**Given records**
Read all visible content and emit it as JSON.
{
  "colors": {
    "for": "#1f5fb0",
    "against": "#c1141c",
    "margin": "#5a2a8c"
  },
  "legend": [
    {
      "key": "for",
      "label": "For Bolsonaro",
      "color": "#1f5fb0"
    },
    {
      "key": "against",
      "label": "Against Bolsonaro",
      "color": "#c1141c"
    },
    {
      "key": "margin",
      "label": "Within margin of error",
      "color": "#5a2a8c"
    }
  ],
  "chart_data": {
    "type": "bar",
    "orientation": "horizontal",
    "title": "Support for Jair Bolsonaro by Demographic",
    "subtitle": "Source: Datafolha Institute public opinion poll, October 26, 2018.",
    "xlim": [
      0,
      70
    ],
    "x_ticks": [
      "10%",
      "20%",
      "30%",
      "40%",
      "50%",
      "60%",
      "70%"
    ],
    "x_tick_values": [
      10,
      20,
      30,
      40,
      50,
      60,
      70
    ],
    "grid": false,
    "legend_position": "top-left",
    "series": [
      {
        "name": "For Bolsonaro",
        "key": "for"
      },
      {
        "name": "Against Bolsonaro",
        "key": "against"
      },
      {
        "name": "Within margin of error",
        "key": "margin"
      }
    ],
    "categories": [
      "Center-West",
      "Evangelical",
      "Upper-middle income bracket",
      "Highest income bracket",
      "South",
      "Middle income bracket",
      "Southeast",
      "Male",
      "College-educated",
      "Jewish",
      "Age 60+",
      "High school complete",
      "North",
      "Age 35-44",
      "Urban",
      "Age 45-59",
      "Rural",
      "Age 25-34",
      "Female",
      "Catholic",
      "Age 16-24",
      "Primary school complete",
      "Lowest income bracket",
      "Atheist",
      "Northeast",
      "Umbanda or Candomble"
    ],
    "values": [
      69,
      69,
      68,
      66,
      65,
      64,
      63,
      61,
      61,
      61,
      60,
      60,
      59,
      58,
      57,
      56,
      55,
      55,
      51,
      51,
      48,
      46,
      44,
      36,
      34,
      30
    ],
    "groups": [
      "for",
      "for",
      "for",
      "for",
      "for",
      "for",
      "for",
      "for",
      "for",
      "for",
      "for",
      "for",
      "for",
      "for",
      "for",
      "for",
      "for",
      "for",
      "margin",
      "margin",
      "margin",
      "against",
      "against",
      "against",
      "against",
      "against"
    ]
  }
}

**Written task**
Report the number of lines in the entries above that include the word "name" and add nothing to it.

**Correct result**
3